## [Goal of the exercise]
Every record must be repeated exactly, with no omission.
:: Entries shown ::
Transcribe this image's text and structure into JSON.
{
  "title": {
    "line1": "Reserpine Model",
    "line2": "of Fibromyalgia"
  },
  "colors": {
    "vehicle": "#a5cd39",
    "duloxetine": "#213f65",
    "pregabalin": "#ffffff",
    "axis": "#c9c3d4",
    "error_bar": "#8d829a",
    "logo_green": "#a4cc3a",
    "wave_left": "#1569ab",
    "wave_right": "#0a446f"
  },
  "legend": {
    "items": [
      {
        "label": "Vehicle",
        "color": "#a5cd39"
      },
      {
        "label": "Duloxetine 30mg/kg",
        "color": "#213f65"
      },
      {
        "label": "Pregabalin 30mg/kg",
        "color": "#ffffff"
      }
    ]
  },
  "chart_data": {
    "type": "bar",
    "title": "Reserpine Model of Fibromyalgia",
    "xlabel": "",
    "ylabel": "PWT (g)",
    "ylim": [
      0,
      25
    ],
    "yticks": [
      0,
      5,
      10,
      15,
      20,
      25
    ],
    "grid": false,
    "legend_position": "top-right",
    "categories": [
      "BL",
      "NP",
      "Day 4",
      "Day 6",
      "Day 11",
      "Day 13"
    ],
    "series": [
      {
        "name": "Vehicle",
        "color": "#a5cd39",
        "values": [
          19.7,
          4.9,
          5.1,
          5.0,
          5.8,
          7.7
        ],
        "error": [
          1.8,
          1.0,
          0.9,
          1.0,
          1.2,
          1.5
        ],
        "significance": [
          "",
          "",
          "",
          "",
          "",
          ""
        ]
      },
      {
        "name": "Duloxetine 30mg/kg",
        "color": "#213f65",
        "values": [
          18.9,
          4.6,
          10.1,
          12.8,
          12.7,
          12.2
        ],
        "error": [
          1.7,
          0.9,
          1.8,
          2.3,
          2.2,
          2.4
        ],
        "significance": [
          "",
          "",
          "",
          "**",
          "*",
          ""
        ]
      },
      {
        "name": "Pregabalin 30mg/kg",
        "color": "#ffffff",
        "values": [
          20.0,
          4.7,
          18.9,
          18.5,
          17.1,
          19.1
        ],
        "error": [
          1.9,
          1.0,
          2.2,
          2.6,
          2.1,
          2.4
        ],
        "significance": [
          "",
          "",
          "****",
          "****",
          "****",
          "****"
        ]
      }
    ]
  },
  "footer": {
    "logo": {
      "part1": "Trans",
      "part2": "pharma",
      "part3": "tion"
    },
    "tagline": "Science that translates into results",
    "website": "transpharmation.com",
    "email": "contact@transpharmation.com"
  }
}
:::
## [Solution below]
Transcribe this image's text and structure into JSON.
{
  "title": {
    "line1": "Reserpine Model",
    "line2": "of Fibromyalgia"
  },
  "colors": {
    "vehicle": "#a5cd39",
    "duloxetine": "#213f65",
    "pregabalin": "#ffffff",
    "axis": "#c9c3d4",
    "error_bar": "#8d829a",
    "logo_green": "#a4cc3a",
    "wave_left": "#1569ab",
    "wave_right": "#0a446f"
  },
  "legend": {
    "items": [
      {
        "label": "Vehicle",
        "color": "#a5cd39"
      },
      {
        "label": "Duloxetine 30mg/kg",
        "color": "#213f65"
      },
      {
        "label": "Pregabalin 30mg/kg",
        "color": "#ffffff"
      }
    ]
  },
  "chart_data": {
    "type": "bar",
    "title": "Reserpine Model of Fibromyalgia",
    "xlabel": "",
    "ylabel": "PWT (g)",
    "ylim": [
      0,
      25
    ],
    "yticks": [
      0,
      5,
      10,
      15,
      20,
      25
    ],
    "grid": false,
    "legend_position": "top-right",
    "categories": [
      "BL",
      "NP",
      "Day 4",
      "Day 6",
      "Day 11",
      "Day 13"
    ],
    "series": [
      {
        "name": "Vehicle",
        "color": "#a5cd39",
        "values": [
          19.7,
          4.9,
          5.1,
          5.0,
          5.8,
          7.7
        ],
        "error": [
          1.8,
          1.0,
          0.9,
          1.0,
          1.2,
          1.5
        ],
        "significance": [
          "",
          "",
          "",
          "",
          "",
          ""
        ]
      },
      {
        "name": "Duloxetine 30mg/kg",
        "color": "#213f65",
        "values": [
          18.9,
          4.6,
          10.1,
          12.8,
          12.7,
          12.2
        ],
        "error": [
          1.7,
          0.9,
          1.8,
          2.3,
          2.2,
          2.4
        ],
        "significance": [
          "",
          "",
          "",
          "**",
          "*",
          ""
        ]
      },
      {
        "name": "Pregabalin 30mg/kg",
        "color": "#ffffff",
        "values": [
          20.0,
          4.7,
          18.9,
          18.5,
          17.1,
          19.1
        ],
        "error": [
          1.9,
          1.0,
          2.2,
          2.6,
          2.1,
          2.4
        ],
        "significance": [
          "",
          "",
          "****",
          "****",
          "****",
          "****"
        ]
      }
    ]
  },
  "footer": {
    "logo": {
      "part1": "Trans",
      "part2": "pharma",
      "part3": "tion"
    },
    "tagline": "Science that translates into results",
    "website": "transpharmation.com",
    "email": "contact@transpharmation.com"
  }
}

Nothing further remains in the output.